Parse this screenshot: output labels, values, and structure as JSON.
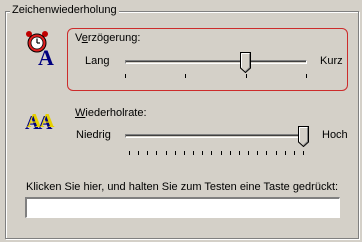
{
  "group": {
    "title": "Zeichenwiederholung"
  },
  "delay": {
    "label_prefix": "V",
    "label_mnemonic": "e",
    "label_rest": "rzögerung:",
    "min_label": "Lang",
    "max_label": "Kurz",
    "tick_count": 4,
    "value_fraction": 0.67,
    "icon": "clock-letter-a-icon"
  },
  "repeat_rate": {
    "label_mnemonic": "W",
    "label_rest": "iederholrate:",
    "min_label": "Niedrig",
    "max_label": "Hoch",
    "tick_count": 20,
    "value_fraction": 1.0,
    "icon": "letters-aa-icon"
  },
  "test_field": {
    "label": "Klicken Sie hier, und halten Sie zum Testen eine Taste gedrückt:",
    "value": ""
  },
  "colors": {
    "highlight_border": "#cc2b2b",
    "dialog_bg": "#d4d0c8"
  }
}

◆ **Task directions**:
Your task is an exact transcription of all the data, minus the pictures.

◆ **Output for this task**:
Parse this screenshot: output labels, values, and structure as JSON.
{
  "group": {
    "title": "Zeichenwiederholung"
  },
  "delay": {
    "label_prefix": "V",
    "label_mnemonic": "e",
    "label_rest": "rzögerung:",
    "min_label": "Lang",
    "max_label": "Kurz",
    "tick_count": 4,
    "value_fraction": 0.67,
    "icon": "clock-letter-a-icon"
  },
  "repeat_rate": {
    "label_mnemonic": "W",
    "label_rest": "iederholrate:",
    "min_label": "Niedrig",
    "max_label": "Hoch",
    "tick_count": 20,
    "value_fraction": 1.0,
    "icon": "letters-aa-icon"
  },
  "test_field": {
    "label": "Klicken Sie hier, und halten Sie zum Testen eine Taste gedrückt:",
    "value": ""
  },
  "colors": {
    "highlight_border": "#cc2b2b",
    "dialog_bg": "#d4d0c8"
  }
}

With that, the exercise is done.